Cuplikan Teks:
###

Pemalang (Juni,2019) – Kegiatan pengabdian penguatan Produk Unggulan Masyarakat ini bertujuan untuk mengembangkan dan menerapkan alat teknologi tepat guna untuk meningkatkan produktivitas pengrajin makanan oleh-oleh khas Kabupaten Pemalang. Kecamatan Belik merupakan salah satu Kecamatan di Kabupaten Pemalang yang menjadi sentra penghasil buah nanas madu dengan jumlah produksinya yang paling banyak diantara daerah penghasil buah nanas madu lainnya.Ibu Vaniasih merupakan salah satu penduduk Desa Belik yang cukup kreatif memanfaatkan komoditas unggulan daerahnya dengan memproduksi minuman sari nanas dengan nama Vitanas. UKM yang ada di daerah Belik ini perlu adanya sentuhan teknologi baik dari Dinas setempat maupun akademisi.Pengembangan dan penerapan alat yang akan di aplikasikan pada UKM dapat mereduksi waktu proses terutama proses pasteurisasi minuman sari nanas, sehingga meningkatkan produktivitas hingga 2 kali dibanding produksi konvensional dan produk yang lebih higienis. Sedangkan aplikasi teknologi tepat guna berupa alat pengemas ( pedal impul sealer) mekanis dioperasikan di UKM Sale pisang mampu meningkatkan produktivitas hingga 3 kali dibanding produksi awal. Adapun pola pemecahan masalah yang akan diterapkembangkan secara umum dibagi menjadi empat tahap, meliputi: desain dan pabrikasi alat pasteurisasi otomatis dan sealer, pelatihan penggunaan alat di UKM sasaran, pengoperasian alat dan monitoring serta uji keandalan mesin.

Kegiatan pelatihan diharapkan agar anggota UKM juga dapat memperoleh bekal dalam perancangan dan pabrikasi alat teknologi tepat guna. Pengujian terhadap keandalan alat proses dilakukan untuk mengetahui tingkat keragaman hasil produksi dari mesin tersebut.

###

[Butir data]

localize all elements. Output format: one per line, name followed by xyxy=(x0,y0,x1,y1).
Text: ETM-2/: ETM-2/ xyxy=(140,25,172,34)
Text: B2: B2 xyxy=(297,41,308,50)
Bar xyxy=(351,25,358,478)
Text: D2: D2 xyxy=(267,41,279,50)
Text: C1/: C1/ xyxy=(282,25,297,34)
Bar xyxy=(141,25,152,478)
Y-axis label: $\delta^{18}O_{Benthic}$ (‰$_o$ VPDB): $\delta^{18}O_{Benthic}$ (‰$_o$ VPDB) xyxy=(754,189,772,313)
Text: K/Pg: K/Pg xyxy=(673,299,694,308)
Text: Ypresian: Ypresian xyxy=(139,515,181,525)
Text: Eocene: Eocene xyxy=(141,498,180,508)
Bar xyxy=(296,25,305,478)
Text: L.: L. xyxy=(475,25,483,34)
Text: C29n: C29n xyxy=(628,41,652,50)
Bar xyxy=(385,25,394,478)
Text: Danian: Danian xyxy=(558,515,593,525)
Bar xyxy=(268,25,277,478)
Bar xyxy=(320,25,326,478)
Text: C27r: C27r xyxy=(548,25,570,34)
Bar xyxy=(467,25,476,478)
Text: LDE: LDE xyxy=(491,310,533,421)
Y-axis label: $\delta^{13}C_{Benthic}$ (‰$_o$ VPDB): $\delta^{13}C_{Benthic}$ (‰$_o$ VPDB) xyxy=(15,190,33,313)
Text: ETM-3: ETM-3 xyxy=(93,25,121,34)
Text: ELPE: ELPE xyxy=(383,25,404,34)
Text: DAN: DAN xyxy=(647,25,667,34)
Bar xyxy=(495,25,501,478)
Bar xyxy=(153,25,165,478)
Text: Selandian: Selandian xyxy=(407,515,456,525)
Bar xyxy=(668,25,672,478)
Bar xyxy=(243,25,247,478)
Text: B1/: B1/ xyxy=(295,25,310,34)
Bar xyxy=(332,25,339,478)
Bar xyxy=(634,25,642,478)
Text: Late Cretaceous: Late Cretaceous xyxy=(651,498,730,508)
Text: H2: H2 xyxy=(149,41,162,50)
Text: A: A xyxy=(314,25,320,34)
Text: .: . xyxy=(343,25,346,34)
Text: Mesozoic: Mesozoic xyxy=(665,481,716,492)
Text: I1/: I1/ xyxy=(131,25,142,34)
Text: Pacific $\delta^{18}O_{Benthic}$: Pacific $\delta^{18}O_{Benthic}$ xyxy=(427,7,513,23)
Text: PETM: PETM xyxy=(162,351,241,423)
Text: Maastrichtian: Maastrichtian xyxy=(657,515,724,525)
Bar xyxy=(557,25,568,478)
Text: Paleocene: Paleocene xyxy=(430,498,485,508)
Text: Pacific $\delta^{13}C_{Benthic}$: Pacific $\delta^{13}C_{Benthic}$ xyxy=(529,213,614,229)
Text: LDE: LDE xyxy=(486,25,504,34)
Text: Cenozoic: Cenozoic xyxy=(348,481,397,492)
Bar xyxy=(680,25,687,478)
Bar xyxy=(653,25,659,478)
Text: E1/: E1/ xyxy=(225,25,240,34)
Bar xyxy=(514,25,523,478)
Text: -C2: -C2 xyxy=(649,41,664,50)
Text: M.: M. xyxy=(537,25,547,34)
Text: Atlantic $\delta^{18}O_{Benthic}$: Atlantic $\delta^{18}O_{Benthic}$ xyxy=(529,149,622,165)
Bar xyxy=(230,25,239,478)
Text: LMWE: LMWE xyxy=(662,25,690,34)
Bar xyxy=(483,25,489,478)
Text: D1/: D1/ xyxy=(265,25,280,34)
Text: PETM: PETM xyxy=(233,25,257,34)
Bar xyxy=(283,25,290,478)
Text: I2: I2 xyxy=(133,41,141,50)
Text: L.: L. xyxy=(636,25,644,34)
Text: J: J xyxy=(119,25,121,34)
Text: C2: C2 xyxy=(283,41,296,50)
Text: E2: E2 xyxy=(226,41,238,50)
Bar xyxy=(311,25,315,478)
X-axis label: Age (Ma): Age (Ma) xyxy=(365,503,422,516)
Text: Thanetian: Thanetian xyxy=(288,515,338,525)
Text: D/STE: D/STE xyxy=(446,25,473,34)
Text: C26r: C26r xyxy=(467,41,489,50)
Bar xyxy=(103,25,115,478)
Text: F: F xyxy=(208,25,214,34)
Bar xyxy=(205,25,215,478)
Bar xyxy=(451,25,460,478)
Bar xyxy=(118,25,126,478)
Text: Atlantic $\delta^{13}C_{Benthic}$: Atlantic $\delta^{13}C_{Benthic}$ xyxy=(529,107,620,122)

###

Petunjuk Latihan:
1. Jawablah pertanyaan berikut berdasarkan cuplikan teks.
(a) Kecamatan mana di Kabupaten Pemalang yang menjadi sentra penghasil buah nanas madu?
(b) Apa nama minuman sari nanas yang diproduksi Ibu Vaniasih?
(c) Hingga berapa kali alat pengemas mekanis di UKM Sale pisang mampu meningkatkan produktivitas dibanding produksi awal?
2. Terjemahkan kalimat dari cuplikan teks ini ke dalam bahasa Inggris: "Pengujian terhadap keandalan alat proses dilakukan untuk mengetahui tingkat keragaman hasil produksi dari mesin tersebut."

Hasil Tugas:
1.
(a) Kecamatan Belik.
(b) Vitanas.
(c) Hingga 3 kali.

2. Testing of the reliability of the processing equipment is carried out to determine the level of variability in the output of the machine.